:: DATA ENTRIES ::
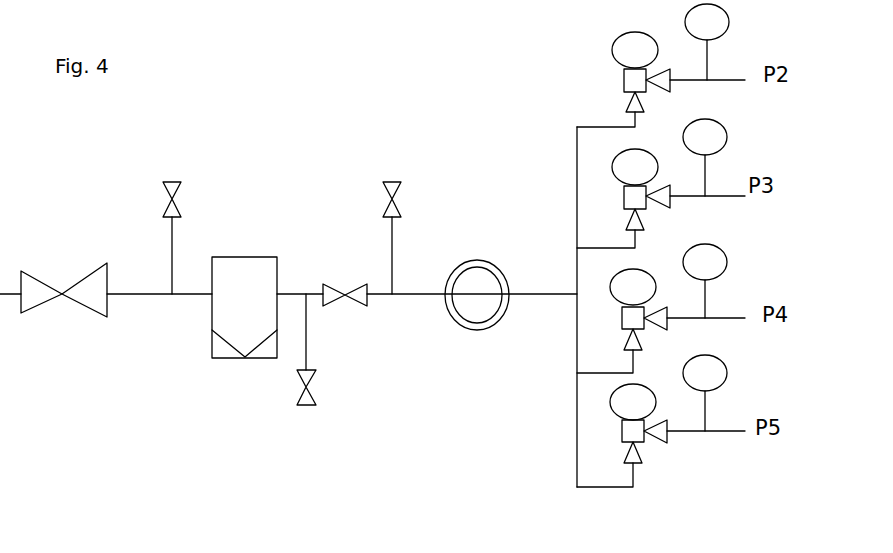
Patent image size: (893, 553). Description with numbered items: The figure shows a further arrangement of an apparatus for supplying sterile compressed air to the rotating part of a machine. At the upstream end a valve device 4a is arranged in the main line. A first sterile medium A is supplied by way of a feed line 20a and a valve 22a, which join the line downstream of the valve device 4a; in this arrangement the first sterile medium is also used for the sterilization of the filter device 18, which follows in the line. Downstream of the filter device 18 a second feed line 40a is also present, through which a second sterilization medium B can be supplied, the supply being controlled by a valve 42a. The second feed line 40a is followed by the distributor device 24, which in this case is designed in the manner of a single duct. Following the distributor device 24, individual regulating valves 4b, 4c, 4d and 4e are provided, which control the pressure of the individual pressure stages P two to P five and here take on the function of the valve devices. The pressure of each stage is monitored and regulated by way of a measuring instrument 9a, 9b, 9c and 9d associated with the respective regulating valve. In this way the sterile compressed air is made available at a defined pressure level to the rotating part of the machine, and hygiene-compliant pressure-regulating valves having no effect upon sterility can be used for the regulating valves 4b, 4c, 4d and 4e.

The valve device 4a is at (95, 293).
The regulating valve 4b is at (631, 65).
The regulating valve 4c is at (633, 183).
The regulating valve 4d is at (632, 308).
The regulating valve 4e is at (625, 421).
The measuring instrument 9a is at (602, 76).
The measuring instrument 9b is at (602, 193).
The measuring instrument 9c is at (598, 314).
The measuring instrument 9d is at (633, 402).
The filter device 18 is at (242, 270).
The feed line 20a is at (175, 193).
The valve 22a is at (172, 250).
The distributor device 24 is at (490, 268).
The second feed line 40a is at (392, 258).
The valve 42a is at (400, 198).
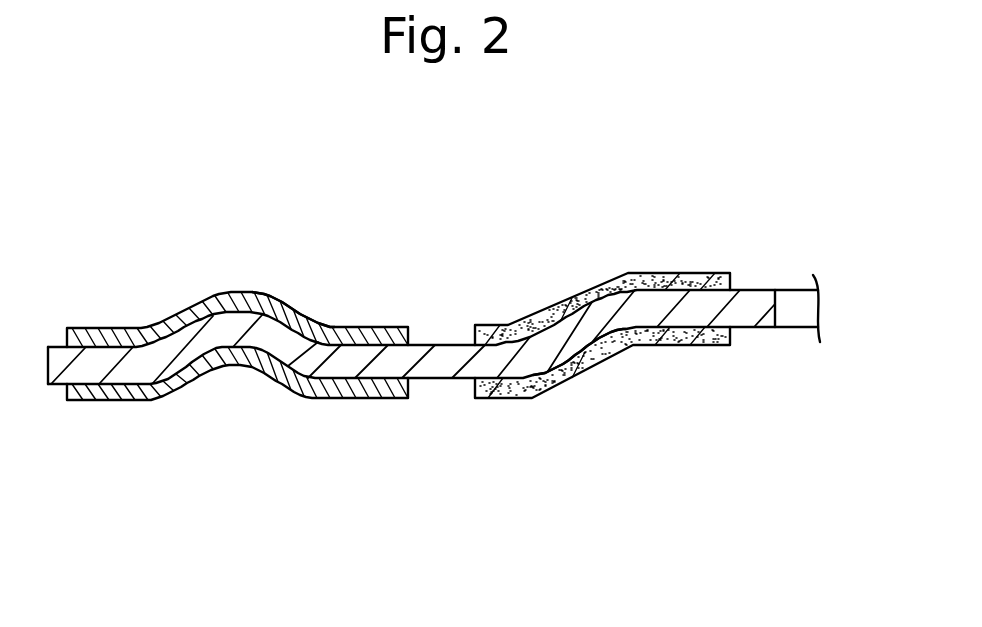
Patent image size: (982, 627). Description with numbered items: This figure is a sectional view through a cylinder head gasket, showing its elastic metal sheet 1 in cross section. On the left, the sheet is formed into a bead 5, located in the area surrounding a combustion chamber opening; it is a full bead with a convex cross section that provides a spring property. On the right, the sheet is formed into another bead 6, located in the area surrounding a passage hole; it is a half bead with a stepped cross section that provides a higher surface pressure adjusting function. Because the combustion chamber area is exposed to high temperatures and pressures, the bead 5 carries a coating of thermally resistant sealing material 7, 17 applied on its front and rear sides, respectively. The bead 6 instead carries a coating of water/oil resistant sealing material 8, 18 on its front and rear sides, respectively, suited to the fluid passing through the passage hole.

The elastic metal sheet 1 is at (752, 303).
The bead 5 is at (220, 332).
The bead 6 is at (577, 328).
The thermally resistant sealing material 7 is at (314, 310).
The water/oil resistant sealing material 8 is at (663, 277).
The thermally resistant sealing material 17 is at (313, 398).
The water/oil resistant sealing material 18 is at (509, 391).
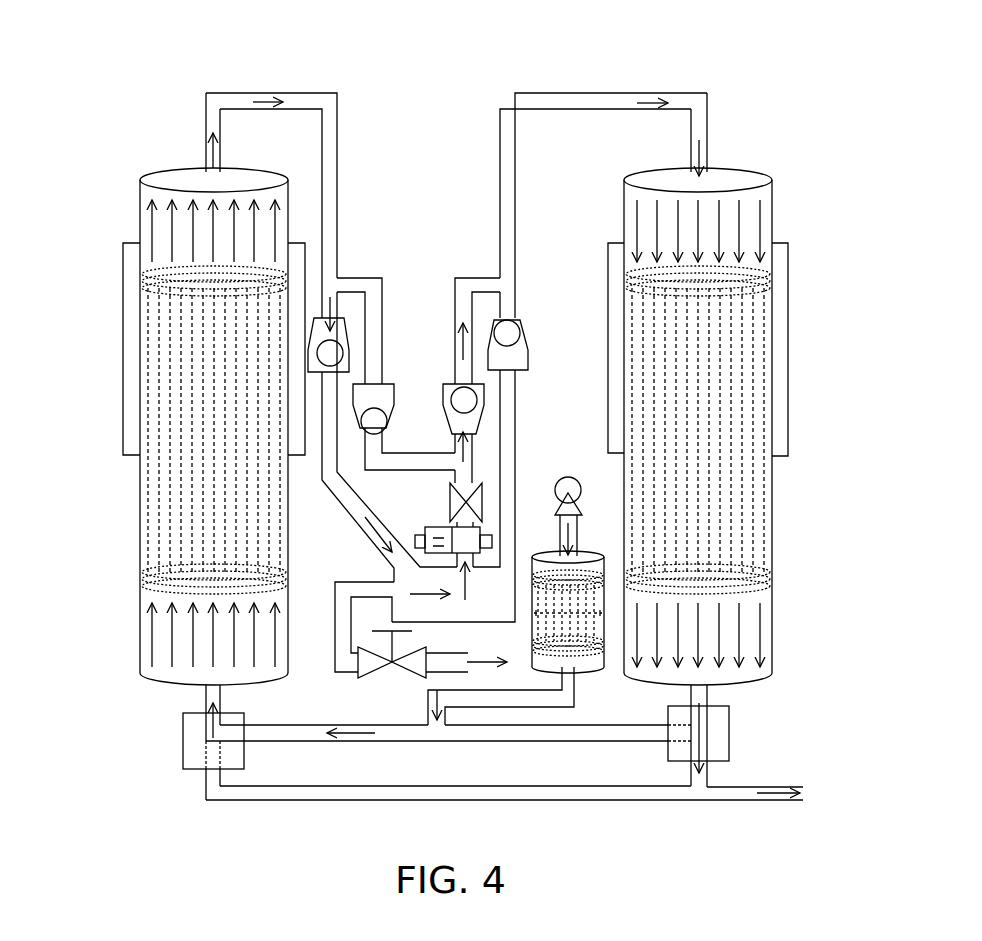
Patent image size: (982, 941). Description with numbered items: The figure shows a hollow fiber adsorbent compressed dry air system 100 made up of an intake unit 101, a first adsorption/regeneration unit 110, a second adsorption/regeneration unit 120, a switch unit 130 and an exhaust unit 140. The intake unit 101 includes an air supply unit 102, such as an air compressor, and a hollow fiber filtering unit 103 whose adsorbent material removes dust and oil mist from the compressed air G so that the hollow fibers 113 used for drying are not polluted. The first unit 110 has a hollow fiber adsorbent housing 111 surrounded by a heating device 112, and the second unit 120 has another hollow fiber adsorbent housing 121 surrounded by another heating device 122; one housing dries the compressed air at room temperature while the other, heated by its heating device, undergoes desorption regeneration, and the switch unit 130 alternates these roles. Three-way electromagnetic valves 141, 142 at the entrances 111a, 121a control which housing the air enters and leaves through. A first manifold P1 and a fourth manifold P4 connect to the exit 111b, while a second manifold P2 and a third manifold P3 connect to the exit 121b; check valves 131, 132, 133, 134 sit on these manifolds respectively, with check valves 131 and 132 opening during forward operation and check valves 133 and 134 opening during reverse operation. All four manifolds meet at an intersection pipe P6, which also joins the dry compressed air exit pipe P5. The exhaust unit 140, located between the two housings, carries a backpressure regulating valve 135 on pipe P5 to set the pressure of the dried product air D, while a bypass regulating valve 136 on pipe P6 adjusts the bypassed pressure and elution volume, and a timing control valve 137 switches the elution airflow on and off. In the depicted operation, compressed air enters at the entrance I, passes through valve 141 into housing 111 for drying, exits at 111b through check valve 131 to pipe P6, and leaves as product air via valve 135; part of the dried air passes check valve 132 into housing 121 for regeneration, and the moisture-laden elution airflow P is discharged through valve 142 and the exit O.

The hollow fiber adsorbent compressed dry air system 100 is at (95, 52).
The first adsorption/regeneration unit 110 is at (157, 155).
The hollow fiber adsorbent housing 111 is at (140, 206).
The entrance 111a is at (154, 689).
The exit 111b is at (208, 160).
The heating device 112 is at (123, 350).
The hollow fibers 113 is at (170, 524).
The second adsorption/regeneration unit 120 is at (760, 155).
The hollow fiber adsorbent housing 121 is at (772, 205).
The entrance 121a is at (727, 695).
The exit 121b is at (705, 158).
The heating device 122 is at (788, 347).
The switch unit 130 is at (420, 243).
The check valve 131 is at (315, 377).
The check valve 132 is at (445, 380).
The check valve 133 is at (522, 335).
The check valve 134 is at (387, 380).
The backpressure regulating valve 135 is at (375, 667).
The bypass regulating valve 136 is at (455, 510).
The timing control valve 137 is at (425, 532).
The exhaust unit 140 is at (322, 660).
The electromagnetic valve 141 is at (183, 742).
The electromagnetic valve 142 is at (729, 732).
The intake unit 101 is at (595, 443).
The air supply unit 102 is at (571, 479).
The hollow fiber filtering unit 103 is at (545, 552).
The compressed air G is at (262, 102).
The elution airflow P is at (652, 102).
The first manifold P1 is at (327, 462).
The second manifold P2 is at (462, 299).
The third manifold P3 is at (508, 388).
The fourth manifold P4 is at (376, 303).
The dry compressed air exit pipe P5 is at (336, 630).
The intersection pipe P6 is at (458, 598).
The dried product air D is at (466, 655).
The entrance I is at (436, 728).
The exit O is at (722, 798).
:::
→ **WHAT NEEDS TO BE DONE**:
Present the data as a numbered list, going from the start of the data through the line that contains "The distributor device 24 is at (490, 268).", both ends included and blank lines left out. Leave the pictures out of the answer.

→ **ANSWER TO THE TASK**:
1. Patent image size: (893, 553). Description with numbered items: The figure shows a further arrangement of an apparatus for supplying sterile compressed air to the rotating part of a machine. At the upstream end a valve device 4a is arranged in the main line. A first sterile medium A is supplied by way of a feed line 20a and a valve 22a, which join the line downstream of the valve device 4a; in this arrangement the first sterile medium is also used for the sterilization of the filter device 18, which follows in the line. Downstream of the filter device 18 a second feed line 40a is also present, through which a second sterilization medium B can be supplied, the supply being controlled by a valve 42a. The second feed line 40a is followed by the distributor device 24, which in this case is designed in the manner of a single duct. Following the distributor device 24, individual regulating valves 4b, 4c, 4d and 4e are provided, which control the pressure of the individual pressure stages P two to P five and here take on the function of the valve devices. The pressure of each stage is monitored and regulated by way of a measuring instrument 9a, 9b, 9c and 9d associated with the respective regulating valve. In this way the sterile compressed air is made available at a defined pressure level to the rotating part of the machine, and hygiene-compliant pressure-regulating valves having no effect upon sterility can be used for the regulating valves 4b, 4c, 4d and 4e.
2. The valve device 4a is at (95, 293).
3. The regulating valve 4b is at (631, 65).
4. The regulating valve 4c is at (633, 183).
5. The regulating valve 4d is at (632, 308).
6. The regulating valve 4e is at (625, 421).
7. The measuring instrument 9a is at (602, 76).
8. The measuring instrument 9b is at (602, 193).
9. The measuring instrument 9c is at (598, 314).
10. The measuring instrument 9d is at (633, 402).
11. The filter device 18 is at (242, 270).
12. The feed line 20a is at (175, 193).
13. The valve 22a is at (172, 250).
14. The distributor device 24 is at (490, 268).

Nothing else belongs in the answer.